▶ _WHAT NEEDS TO BE DONE_: Omit every picture while repeating the entries exactly.

▶ _RECORDS FOR PROCESSING_:

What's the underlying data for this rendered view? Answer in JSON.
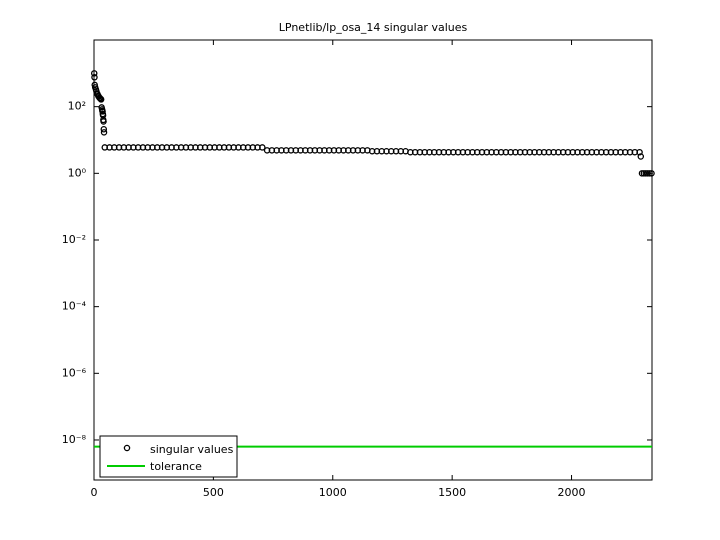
{
  "chart_data": {
    "type": "scatter",
    "title": "LPnetlib/lp_osa_14 singular values",
    "log_y": true,
    "legend": "lower left",
    "xlim": [
      0,
      2337
    ],
    "xticks": [
      0,
      500,
      1000,
      1500,
      2000
    ],
    "ylim": [
      6.3e-10,
      10000
    ],
    "yticks": [
      {
        "value": 1e-08,
        "label": "10⁻⁸"
      },
      {
        "value": 1e-06,
        "label": "10⁻⁶"
      },
      {
        "value": 0.0001,
        "label": "10⁻⁴"
      },
      {
        "value": 0.01,
        "label": "10⁻²"
      },
      {
        "value": 1,
        "label": "10⁰"
      },
      {
        "value": 100,
        "label": "10²"
      }
    ],
    "series": [
      {
        "name": "singular values",
        "color": "#000000",
        "x": [
          1,
          2,
          3,
          5,
          8,
          10,
          13,
          15,
          18,
          20,
          23,
          25,
          28,
          30,
          32,
          34,
          35,
          36,
          37,
          38,
          39,
          40,
          41,
          42,
          45,
          65,
          85,
          105,
          125,
          145,
          165,
          185,
          205,
          225,
          245,
          265,
          285,
          305,
          325,
          345,
          365,
          385,
          405,
          425,
          445,
          465,
          485,
          505,
          525,
          545,
          565,
          585,
          605,
          625,
          645,
          665,
          685,
          705,
          725,
          745,
          765,
          785,
          805,
          825,
          845,
          865,
          885,
          905,
          925,
          945,
          965,
          985,
          1005,
          1025,
          1045,
          1065,
          1085,
          1105,
          1125,
          1145,
          1165,
          1185,
          1205,
          1225,
          1245,
          1265,
          1285,
          1305,
          1325,
          1345,
          1365,
          1385,
          1405,
          1425,
          1445,
          1465,
          1485,
          1505,
          1525,
          1545,
          1565,
          1585,
          1605,
          1625,
          1645,
          1665,
          1685,
          1705,
          1725,
          1745,
          1765,
          1785,
          1805,
          1825,
          1845,
          1865,
          1885,
          1905,
          1925,
          1945,
          1965,
          1985,
          2005,
          2025,
          2045,
          2065,
          2085,
          2105,
          2125,
          2145,
          2165,
          2185,
          2205,
          2225,
          2245,
          2265,
          2285,
          2290,
          2295,
          2303,
          2311,
          2319,
          2327,
          2335
        ],
        "values": [
          1000,
          760,
          450,
          380,
          330,
          290,
          250,
          235,
          210,
          200,
          185,
          180,
          170,
          165,
          95,
          83,
          75,
          72,
          60,
          55,
          40,
          36,
          21,
          17,
          6,
          6,
          6,
          6,
          6,
          6,
          6,
          6,
          6,
          6,
          6,
          6,
          6,
          6,
          6,
          6,
          6,
          6,
          6,
          6,
          6,
          6,
          6,
          6,
          6,
          6,
          6,
          6,
          6,
          6,
          6,
          6,
          6,
          6,
          4.9,
          4.9,
          4.9,
          4.9,
          4.9,
          4.9,
          4.9,
          4.9,
          4.9,
          4.9,
          4.9,
          4.9,
          4.9,
          4.9,
          4.9,
          4.9,
          4.9,
          4.9,
          4.9,
          4.9,
          4.9,
          4.9,
          4.6,
          4.6,
          4.6,
          4.6,
          4.6,
          4.6,
          4.6,
          4.6,
          4.3,
          4.3,
          4.3,
          4.3,
          4.3,
          4.3,
          4.3,
          4.3,
          4.3,
          4.3,
          4.3,
          4.3,
          4.3,
          4.3,
          4.3,
          4.3,
          4.3,
          4.3,
          4.3,
          4.3,
          4.3,
          4.3,
          4.3,
          4.3,
          4.3,
          4.3,
          4.3,
          4.3,
          4.3,
          4.3,
          4.3,
          4.3,
          4.3,
          4.3,
          4.3,
          4.3,
          4.3,
          4.3,
          4.3,
          4.3,
          4.3,
          4.3,
          4.3,
          4.3,
          4.3,
          4.3,
          4.3,
          4.3,
          4.3,
          3.2,
          1,
          1,
          1,
          1,
          1,
          1
        ]
      }
    ],
    "tolerance": {
      "name": "tolerance",
      "value": 6.3e-09,
      "color": "#00cc00"
    }
  }
}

▶ _SOLUTION_:
What's the underlying data for this rendered view? Answer in JSON.
{
  "chart_data": {
    "type": "scatter",
    "title": "LPnetlib/lp_osa_14 singular values",
    "log_y": true,
    "legend": "lower left",
    "xlim": [
      0,
      2337
    ],
    "xticks": [
      0,
      500,
      1000,
      1500,
      2000
    ],
    "ylim": [
      6.3e-10,
      10000
    ],
    "yticks": [
      {
        "value": 1e-08,
        "label": "10⁻⁸"
      },
      {
        "value": 1e-06,
        "label": "10⁻⁶"
      },
      {
        "value": 0.0001,
        "label": "10⁻⁴"
      },
      {
        "value": 0.01,
        "label": "10⁻²"
      },
      {
        "value": 1,
        "label": "10⁰"
      },
      {
        "value": 100,
        "label": "10²"
      }
    ],
    "series": [
      {
        "name": "singular values",
        "color": "#000000",
        "x": [
          1,
          2,
          3,
          5,
          8,
          10,
          13,
          15,
          18,
          20,
          23,
          25,
          28,
          30,
          32,
          34,
          35,
          36,
          37,
          38,
          39,
          40,
          41,
          42,
          45,
          65,
          85,
          105,
          125,
          145,
          165,
          185,
          205,
          225,
          245,
          265,
          285,
          305,
          325,
          345,
          365,
          385,
          405,
          425,
          445,
          465,
          485,
          505,
          525,
          545,
          565,
          585,
          605,
          625,
          645,
          665,
          685,
          705,
          725,
          745,
          765,
          785,
          805,
          825,
          845,
          865,
          885,
          905,
          925,
          945,
          965,
          985,
          1005,
          1025,
          1045,
          1065,
          1085,
          1105,
          1125,
          1145,
          1165,
          1185,
          1205,
          1225,
          1245,
          1265,
          1285,
          1305,
          1325,
          1345,
          1365,
          1385,
          1405,
          1425,
          1445,
          1465,
          1485,
          1505,
          1525,
          1545,
          1565,
          1585,
          1605,
          1625,
          1645,
          1665,
          1685,
          1705,
          1725,
          1745,
          1765,
          1785,
          1805,
          1825,
          1845,
          1865,
          1885,
          1905,
          1925,
          1945,
          1965,
          1985,
          2005,
          2025,
          2045,
          2065,
          2085,
          2105,
          2125,
          2145,
          2165,
          2185,
          2205,
          2225,
          2245,
          2265,
          2285,
          2290,
          2295,
          2303,
          2311,
          2319,
          2327,
          2335
        ],
        "values": [
          1000,
          760,
          450,
          380,
          330,
          290,
          250,
          235,
          210,
          200,
          185,
          180,
          170,
          165,
          95,
          83,
          75,
          72,
          60,
          55,
          40,
          36,
          21,
          17,
          6,
          6,
          6,
          6,
          6,
          6,
          6,
          6,
          6,
          6,
          6,
          6,
          6,
          6,
          6,
          6,
          6,
          6,
          6,
          6,
          6,
          6,
          6,
          6,
          6,
          6,
          6,
          6,
          6,
          6,
          6,
          6,
          6,
          6,
          4.9,
          4.9,
          4.9,
          4.9,
          4.9,
          4.9,
          4.9,
          4.9,
          4.9,
          4.9,
          4.9,
          4.9,
          4.9,
          4.9,
          4.9,
          4.9,
          4.9,
          4.9,
          4.9,
          4.9,
          4.9,
          4.9,
          4.6,
          4.6,
          4.6,
          4.6,
          4.6,
          4.6,
          4.6,
          4.6,
          4.3,
          4.3,
          4.3,
          4.3,
          4.3,
          4.3,
          4.3,
          4.3,
          4.3,
          4.3,
          4.3,
          4.3,
          4.3,
          4.3,
          4.3,
          4.3,
          4.3,
          4.3,
          4.3,
          4.3,
          4.3,
          4.3,
          4.3,
          4.3,
          4.3,
          4.3,
          4.3,
          4.3,
          4.3,
          4.3,
          4.3,
          4.3,
          4.3,
          4.3,
          4.3,
          4.3,
          4.3,
          4.3,
          4.3,
          4.3,
          4.3,
          4.3,
          4.3,
          4.3,
          4.3,
          4.3,
          4.3,
          4.3,
          4.3,
          3.2,
          1,
          1,
          1,
          1,
          1,
          1
        ]
      }
    ],
    "tolerance": {
      "name": "tolerance",
      "value": 6.3e-09,
      "color": "#00cc00"
    }
  }
}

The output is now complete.